Collected data:
──────────
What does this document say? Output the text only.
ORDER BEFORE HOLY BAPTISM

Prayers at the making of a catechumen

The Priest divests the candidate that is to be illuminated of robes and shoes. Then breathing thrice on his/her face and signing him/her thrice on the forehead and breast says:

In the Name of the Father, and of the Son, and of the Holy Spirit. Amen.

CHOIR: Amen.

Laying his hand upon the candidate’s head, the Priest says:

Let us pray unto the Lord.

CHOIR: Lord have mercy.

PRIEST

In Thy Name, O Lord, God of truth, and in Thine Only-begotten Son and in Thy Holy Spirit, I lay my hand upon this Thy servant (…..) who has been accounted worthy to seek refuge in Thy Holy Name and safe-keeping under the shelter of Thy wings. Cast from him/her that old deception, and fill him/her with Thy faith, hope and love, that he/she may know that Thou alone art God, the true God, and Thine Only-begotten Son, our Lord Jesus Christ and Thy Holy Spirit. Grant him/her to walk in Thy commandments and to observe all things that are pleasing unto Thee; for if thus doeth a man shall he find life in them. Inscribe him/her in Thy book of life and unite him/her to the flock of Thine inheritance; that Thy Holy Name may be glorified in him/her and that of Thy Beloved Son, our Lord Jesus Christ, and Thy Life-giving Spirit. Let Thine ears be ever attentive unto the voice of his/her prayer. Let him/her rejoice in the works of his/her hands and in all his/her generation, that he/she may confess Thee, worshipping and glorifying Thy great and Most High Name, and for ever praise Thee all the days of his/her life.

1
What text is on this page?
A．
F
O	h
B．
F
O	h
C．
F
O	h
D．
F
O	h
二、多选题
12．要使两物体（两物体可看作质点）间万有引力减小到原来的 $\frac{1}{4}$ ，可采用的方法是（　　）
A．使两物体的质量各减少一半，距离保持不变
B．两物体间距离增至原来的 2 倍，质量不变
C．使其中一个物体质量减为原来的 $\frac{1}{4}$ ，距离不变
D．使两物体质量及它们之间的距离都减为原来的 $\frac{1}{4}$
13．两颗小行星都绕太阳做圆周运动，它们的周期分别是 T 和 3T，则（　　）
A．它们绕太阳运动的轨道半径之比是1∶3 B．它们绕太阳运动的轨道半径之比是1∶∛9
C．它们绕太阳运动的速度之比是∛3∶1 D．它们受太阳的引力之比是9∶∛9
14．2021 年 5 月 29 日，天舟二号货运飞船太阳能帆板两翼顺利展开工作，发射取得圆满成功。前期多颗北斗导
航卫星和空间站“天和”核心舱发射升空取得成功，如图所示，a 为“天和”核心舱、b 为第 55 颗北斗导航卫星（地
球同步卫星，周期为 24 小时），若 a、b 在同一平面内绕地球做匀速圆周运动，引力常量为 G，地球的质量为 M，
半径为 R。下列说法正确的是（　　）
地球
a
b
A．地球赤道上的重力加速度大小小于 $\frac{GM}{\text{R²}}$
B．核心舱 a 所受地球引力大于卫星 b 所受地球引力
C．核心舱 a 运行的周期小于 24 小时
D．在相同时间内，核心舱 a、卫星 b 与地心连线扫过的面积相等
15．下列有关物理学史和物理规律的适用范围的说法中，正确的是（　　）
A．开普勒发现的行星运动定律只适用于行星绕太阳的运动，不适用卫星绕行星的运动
──────────
Exercise requirements >>
Give only the number of lines in the material above that hold the word "this".

Solution to the exercise >>
3